To do: Collect each line of the entries that holds the string "image".

##### Exercise data

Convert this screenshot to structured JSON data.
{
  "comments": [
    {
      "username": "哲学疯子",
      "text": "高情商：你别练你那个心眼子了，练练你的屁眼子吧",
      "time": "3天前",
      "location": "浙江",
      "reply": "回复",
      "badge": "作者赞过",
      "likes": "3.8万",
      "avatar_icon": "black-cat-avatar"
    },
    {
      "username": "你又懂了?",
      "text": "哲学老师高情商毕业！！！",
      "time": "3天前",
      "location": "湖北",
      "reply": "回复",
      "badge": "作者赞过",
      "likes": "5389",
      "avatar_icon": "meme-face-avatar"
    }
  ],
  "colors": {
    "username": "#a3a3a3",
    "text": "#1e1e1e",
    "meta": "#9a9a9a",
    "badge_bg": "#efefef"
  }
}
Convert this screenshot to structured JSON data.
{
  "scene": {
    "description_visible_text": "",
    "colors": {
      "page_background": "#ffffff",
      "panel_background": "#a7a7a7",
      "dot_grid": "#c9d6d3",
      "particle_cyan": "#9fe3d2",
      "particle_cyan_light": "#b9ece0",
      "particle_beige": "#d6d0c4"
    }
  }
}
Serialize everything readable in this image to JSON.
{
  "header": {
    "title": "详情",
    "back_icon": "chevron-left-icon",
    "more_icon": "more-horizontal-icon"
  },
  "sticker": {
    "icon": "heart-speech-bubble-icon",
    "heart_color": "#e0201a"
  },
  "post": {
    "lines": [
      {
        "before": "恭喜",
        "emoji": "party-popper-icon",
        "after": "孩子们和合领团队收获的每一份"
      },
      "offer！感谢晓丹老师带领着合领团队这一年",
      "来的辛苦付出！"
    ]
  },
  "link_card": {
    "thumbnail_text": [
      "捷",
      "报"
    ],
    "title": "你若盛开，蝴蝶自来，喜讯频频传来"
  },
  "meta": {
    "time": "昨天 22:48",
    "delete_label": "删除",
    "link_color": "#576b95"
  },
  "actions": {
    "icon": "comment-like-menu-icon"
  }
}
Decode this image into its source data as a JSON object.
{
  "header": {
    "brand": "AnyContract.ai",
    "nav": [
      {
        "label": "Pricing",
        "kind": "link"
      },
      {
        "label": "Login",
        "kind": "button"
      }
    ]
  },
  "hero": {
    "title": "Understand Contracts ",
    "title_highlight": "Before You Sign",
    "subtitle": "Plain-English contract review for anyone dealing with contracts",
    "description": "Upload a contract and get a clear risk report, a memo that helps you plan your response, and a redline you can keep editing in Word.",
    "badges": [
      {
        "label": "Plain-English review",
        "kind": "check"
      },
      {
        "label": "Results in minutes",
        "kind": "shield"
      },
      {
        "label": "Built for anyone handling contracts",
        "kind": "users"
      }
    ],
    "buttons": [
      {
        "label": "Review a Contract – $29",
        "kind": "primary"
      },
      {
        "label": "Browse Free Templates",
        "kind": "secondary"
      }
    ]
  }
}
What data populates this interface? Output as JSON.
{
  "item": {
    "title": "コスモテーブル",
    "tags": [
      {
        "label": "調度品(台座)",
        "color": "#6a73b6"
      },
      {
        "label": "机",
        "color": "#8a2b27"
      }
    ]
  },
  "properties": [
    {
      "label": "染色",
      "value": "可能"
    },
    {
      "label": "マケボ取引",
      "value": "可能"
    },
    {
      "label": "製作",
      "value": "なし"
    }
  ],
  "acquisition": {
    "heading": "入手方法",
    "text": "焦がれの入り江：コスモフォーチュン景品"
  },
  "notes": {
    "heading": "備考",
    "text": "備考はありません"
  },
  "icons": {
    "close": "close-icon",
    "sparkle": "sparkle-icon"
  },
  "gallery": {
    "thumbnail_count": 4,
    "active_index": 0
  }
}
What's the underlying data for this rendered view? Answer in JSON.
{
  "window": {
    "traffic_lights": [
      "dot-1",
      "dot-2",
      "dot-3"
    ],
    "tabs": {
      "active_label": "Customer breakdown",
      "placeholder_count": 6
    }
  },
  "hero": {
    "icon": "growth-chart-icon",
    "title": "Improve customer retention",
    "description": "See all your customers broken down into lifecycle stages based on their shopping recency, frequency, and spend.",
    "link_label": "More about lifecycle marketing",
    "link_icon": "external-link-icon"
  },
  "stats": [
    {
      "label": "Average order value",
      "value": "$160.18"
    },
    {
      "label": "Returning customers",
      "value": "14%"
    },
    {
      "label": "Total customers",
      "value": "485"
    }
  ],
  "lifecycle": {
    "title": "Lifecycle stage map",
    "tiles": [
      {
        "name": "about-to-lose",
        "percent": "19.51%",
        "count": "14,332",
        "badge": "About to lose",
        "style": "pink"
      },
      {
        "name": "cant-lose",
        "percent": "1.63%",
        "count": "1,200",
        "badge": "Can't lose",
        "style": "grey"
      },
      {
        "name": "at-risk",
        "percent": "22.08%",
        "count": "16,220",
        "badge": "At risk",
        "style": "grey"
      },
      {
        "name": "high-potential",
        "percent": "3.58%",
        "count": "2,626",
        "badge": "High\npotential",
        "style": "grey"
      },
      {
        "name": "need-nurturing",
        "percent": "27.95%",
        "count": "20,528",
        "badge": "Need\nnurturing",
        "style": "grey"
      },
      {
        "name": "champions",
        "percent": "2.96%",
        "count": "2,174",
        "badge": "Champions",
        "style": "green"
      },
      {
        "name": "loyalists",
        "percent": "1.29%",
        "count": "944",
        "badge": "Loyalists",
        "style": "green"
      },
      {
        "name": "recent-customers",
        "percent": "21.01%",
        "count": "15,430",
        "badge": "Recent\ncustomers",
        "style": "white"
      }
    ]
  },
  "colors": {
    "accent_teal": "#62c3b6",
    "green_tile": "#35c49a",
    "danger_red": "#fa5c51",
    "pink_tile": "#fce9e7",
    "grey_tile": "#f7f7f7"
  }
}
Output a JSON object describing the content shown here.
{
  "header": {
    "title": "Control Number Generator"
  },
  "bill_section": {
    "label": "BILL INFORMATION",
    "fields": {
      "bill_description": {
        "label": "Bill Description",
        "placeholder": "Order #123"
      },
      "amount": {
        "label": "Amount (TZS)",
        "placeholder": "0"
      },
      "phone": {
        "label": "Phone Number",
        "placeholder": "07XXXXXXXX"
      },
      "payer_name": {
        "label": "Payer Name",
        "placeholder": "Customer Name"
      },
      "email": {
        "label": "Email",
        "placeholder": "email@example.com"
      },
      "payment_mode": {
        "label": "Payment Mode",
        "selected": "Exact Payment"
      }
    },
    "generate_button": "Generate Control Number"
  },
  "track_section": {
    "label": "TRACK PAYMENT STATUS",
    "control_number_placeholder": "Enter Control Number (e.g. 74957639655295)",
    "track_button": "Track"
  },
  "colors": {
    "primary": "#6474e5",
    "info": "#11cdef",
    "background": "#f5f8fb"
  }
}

##########

Problem solution:
Serialize everything readable in this image to JSON.
Decode this image into its source data as a JSON object.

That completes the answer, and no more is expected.